[STATED PROBLEM]: Count how many lines below include the string "JSON", and give that number without anything else.

[RAW RECORDS]:

⟨

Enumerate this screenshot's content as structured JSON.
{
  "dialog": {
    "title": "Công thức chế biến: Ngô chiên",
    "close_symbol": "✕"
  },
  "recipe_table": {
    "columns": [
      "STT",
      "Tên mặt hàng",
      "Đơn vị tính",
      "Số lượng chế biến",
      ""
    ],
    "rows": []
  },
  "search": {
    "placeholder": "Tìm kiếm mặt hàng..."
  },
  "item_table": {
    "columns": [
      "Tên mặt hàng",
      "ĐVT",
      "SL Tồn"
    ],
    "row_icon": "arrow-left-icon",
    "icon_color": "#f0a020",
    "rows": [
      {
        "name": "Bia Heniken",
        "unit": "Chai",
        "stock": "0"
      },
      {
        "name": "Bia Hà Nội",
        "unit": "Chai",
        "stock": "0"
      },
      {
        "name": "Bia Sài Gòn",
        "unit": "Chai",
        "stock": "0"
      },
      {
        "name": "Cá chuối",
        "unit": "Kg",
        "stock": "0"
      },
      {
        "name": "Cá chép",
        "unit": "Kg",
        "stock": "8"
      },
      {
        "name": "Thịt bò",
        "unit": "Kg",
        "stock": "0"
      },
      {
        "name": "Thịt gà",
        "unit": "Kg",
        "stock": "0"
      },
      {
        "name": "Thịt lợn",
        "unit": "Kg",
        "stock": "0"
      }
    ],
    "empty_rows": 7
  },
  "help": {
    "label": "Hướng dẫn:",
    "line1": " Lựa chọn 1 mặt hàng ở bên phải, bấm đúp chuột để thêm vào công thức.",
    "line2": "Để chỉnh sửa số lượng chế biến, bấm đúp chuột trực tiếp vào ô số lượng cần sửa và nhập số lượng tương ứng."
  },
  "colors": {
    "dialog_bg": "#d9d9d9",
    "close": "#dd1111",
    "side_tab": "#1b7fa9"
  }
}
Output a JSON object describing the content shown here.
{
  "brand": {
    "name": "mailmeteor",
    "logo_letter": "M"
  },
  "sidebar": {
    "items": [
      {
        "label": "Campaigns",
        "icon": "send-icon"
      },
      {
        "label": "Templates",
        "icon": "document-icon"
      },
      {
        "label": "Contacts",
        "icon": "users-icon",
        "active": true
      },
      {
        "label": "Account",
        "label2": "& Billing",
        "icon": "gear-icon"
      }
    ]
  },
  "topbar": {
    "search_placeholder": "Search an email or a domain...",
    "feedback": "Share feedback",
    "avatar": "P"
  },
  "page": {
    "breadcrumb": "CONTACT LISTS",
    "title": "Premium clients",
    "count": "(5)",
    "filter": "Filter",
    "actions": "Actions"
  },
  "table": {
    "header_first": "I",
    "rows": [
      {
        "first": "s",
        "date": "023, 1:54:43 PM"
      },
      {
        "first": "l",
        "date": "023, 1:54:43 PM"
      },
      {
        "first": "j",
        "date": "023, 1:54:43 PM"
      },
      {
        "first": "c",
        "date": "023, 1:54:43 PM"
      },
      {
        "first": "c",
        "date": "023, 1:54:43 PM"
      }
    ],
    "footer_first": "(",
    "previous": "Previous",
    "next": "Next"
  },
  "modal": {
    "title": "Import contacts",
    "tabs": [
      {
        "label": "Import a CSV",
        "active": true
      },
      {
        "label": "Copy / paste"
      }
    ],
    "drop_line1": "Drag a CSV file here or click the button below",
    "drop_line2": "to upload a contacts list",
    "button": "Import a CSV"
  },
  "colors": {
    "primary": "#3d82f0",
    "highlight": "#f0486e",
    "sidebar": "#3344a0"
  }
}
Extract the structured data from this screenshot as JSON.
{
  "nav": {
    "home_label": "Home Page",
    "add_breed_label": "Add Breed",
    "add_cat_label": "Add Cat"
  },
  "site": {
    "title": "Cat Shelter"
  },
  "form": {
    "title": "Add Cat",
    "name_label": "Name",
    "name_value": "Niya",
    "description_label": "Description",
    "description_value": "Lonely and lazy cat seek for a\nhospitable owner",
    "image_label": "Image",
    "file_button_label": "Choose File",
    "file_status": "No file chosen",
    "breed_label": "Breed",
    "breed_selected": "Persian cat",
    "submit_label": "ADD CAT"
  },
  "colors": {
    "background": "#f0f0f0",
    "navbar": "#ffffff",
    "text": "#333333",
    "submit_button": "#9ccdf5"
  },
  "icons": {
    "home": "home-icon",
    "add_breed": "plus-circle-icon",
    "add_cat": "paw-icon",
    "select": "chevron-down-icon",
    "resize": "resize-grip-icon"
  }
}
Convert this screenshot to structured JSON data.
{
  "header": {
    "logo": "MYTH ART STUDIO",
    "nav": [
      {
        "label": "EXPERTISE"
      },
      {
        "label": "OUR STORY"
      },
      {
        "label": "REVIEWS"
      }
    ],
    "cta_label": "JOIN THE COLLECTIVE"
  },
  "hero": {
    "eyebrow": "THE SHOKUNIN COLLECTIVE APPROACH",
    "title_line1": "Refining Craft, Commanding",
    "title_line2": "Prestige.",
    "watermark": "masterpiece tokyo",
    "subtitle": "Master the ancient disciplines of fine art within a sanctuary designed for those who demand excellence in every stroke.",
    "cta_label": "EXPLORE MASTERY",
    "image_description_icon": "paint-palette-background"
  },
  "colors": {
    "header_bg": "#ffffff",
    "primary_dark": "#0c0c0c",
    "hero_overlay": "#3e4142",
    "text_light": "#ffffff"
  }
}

⟩

[EXERCISE RESULT]: 4